* _PROBLEM STATEMENT_: Set down each record below precisely, skipping the pictures.

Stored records
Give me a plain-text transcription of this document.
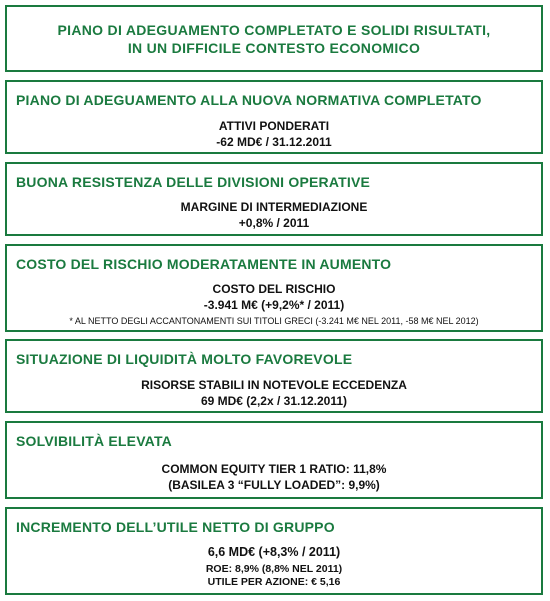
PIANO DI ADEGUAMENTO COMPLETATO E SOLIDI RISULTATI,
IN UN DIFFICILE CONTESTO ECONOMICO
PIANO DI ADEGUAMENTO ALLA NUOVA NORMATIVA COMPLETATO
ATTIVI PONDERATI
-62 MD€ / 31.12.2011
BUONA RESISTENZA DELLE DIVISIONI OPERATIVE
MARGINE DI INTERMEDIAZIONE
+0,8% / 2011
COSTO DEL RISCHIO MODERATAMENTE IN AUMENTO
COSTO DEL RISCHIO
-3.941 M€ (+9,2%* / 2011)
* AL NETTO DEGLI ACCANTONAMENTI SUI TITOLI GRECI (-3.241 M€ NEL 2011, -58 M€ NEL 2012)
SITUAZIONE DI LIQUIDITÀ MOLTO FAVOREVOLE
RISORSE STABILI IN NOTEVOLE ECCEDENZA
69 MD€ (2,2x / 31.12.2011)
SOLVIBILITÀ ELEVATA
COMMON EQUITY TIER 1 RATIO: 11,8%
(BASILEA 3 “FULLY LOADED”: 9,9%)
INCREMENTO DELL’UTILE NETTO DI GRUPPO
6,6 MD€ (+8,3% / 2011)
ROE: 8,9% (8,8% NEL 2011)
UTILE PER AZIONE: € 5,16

* _THE SOLUTION_:
Give me a plain-text transcription of this document.
PIANO DI ADEGUAMENTO COMPLETATO E SOLIDI RISULTATI,
IN UN DIFFICILE CONTESTO ECONOMICO
PIANO DI ADEGUAMENTO ALLA NUOVA NORMATIVA COMPLETATO
ATTIVI PONDERATI
-62 MD€ / 31.12.2011
BUONA RESISTENZA DELLE DIVISIONI OPERATIVE
MARGINE DI INTERMEDIAZIONE
+0,8% / 2011
COSTO DEL RISCHIO MODERATAMENTE IN AUMENTO
COSTO DEL RISCHIO
-3.941 M€ (+9,2%* / 2011)
* AL NETTO DEGLI ACCANTONAMENTI SUI TITOLI GRECI (-3.241 M€ NEL 2011, -58 M€ NEL 2012)
SITUAZIONE DI LIQUIDITÀ MOLTO FAVOREVOLE
RISORSE STABILI IN NOTEVOLE ECCEDENZA
69 MD€ (2,2x / 31.12.2011)
SOLVIBILITÀ ELEVATA
COMMON EQUITY TIER 1 RATIO: 11,8%
(BASILEA 3 “FULLY LOADED”: 9,9%)
INCREMENTO DELL’UTILE NETTO DI GRUPPO
6,6 MD€ (+8,3% / 2011)
ROE: 8,9% (8,8% NEL 2011)
UTILE PER AZIONE: € 5,16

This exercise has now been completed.